» Excerpt:
Predictive maintenance integration between IoT sensor data streams and ERP work orders

Sharing our implementation of predictive maintenance that connects Google Cloud IoT sensor streams directly to our ERP system for automated work order creation. We operate 180 industrial machines across three facilities, and unplanned downtime was costing us $45K per incident.

The challenge was bridging real-time IoT telemetry (temperature, vibration, pressure readings every 5 seconds) with our ERP’s maintenance management module. Traditional reactive maintenance meant equipment failures happened before work orders were created. We needed anomaly detection that could predict failures 24-48 hours in advance and automatically trigger preventive maintenance workflows in the ERP.

Our solution processes 500K+ sensor readings per hour through Dataflow, applies ML-based anomaly detection, and creates ERP work orders when failure probability exceeds thresholds. Since going live four months ago, we’ve reduced unplanned downtime by 73% and maintenance costs by 28%. Happy to walk through the architecture and lessons learned.

Great questions on the ERP integration - that was definitely the most complex piece. Here’s our end-to-end architecture:

Streaming Sensor Data Ingestion: IoT devices publish to Google Cloud IoT Core via MQTT. Each device sends telemetry bundles every 5 seconds containing temperature, vibration (3-axis), pressure, and operating speed. IoT Core forwards to a dedicated Pub/Sub topic with ~500K messages/hour during production shifts.

Dataflow pipeline consumes from Pub/Sub using sliding windows (5-minute window, 1-minute slide) to aggregate sensor readings. We calculate statistical features: mean, std deviation, rate of change, and cross-sensor correlations. Watermark delay is set to 30 seconds to handle network latency from factory floor devices.

ML-based Anomaly Detection: Our Vertex AI model is a gradient boosting classifier trained on 18 months of labeled data (847 actual failure events). Features include 15-minute rolling statistics across all sensor types. Model achieves 89% precision and 82% recall on validation set.

For real-time inference, Dataflow calls a Cloud Function hosting the deployed model after each window aggregation. The function returns failure probability (0-1) and predicted time-to-failure. We trigger alerts when probability exceeds 0.75 for critical equipment or 0.85 for non-critical.

» Supplied data:
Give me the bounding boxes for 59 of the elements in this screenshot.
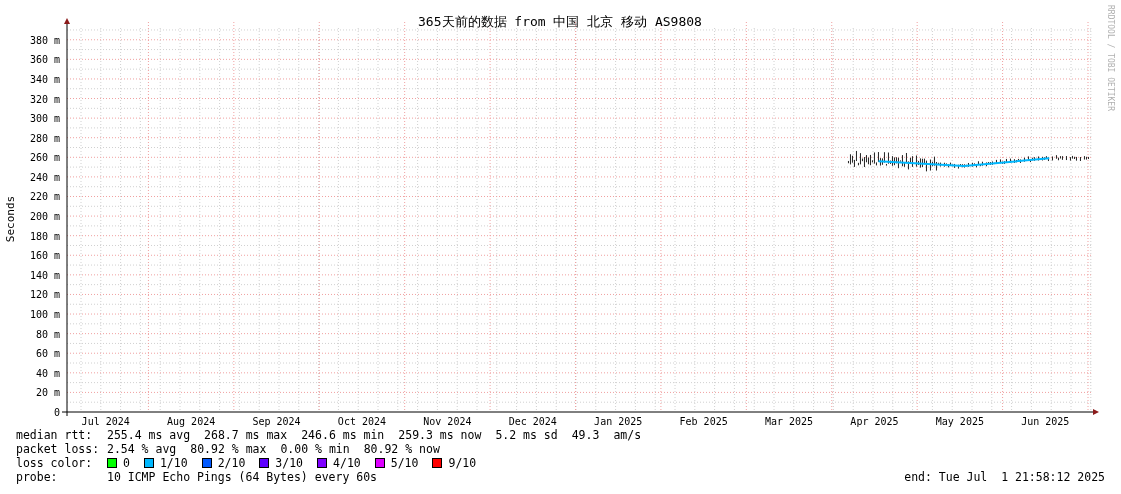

» Objective A:
Answer these questions from the predictive maintenance thread, one answer per line, marked the same way:
(i) How many industrial machines does the company operate, and across how many facilities?
(ii) What is the watermark delay in the Dataflow pipeline?
(iii) Above what failure probability are alerts triggered for non-critical equipment?
» Objective B: List every statistical feature that the predictive maintenance thread says the Dataflow pipeline calculates from the aggregated sensor readings.
» Objective C: Write out the part of the predictive maintenance thread between "Dataflow pipeline consumes" and "factory floor devices.", inclusive.

» Complete output A:
(i) 180 machines across three facilities
(ii) 30 seconds
(iii) 0.85

» Complete output B: Mean, standard deviation, rate of change, cross-sensor correlations

» Complete output C:
Dataflow pipeline consumes from Pub/Sub using sliding windows (5-minute window, 1-minute slide) to aggregate sensor readings. We calculate statistical features: mean, std deviation, rate of change, and cross-sensor correlations. Watermark delay is set to 30 seconds to handle network latency from factory floor devices.